Aim of the task ▸
Go through the listing beneath this task and return every line that carries the string "color".

Dataset rows ▸
-- begin --

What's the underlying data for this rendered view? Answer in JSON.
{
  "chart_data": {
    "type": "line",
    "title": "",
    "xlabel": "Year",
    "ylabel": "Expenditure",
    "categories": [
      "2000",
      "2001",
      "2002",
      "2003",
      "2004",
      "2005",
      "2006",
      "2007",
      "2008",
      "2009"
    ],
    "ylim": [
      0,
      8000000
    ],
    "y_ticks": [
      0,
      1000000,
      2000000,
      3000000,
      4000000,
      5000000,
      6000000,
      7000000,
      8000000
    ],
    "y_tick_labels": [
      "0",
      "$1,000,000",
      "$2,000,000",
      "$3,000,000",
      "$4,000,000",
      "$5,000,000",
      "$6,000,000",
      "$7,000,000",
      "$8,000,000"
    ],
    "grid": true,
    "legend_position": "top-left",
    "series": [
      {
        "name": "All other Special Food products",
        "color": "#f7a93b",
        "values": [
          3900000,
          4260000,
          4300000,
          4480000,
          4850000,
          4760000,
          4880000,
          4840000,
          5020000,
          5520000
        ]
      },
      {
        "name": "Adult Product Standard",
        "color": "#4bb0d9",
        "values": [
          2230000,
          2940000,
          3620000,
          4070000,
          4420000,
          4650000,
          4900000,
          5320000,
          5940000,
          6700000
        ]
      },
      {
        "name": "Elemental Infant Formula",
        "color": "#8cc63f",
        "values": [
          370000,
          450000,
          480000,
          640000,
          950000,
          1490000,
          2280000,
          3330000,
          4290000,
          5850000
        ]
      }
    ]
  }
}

-- end --

Written solution ▸
        "color": "#f7a93b",
        "color": "#4bb0d9",
        "color": "#8cc63f",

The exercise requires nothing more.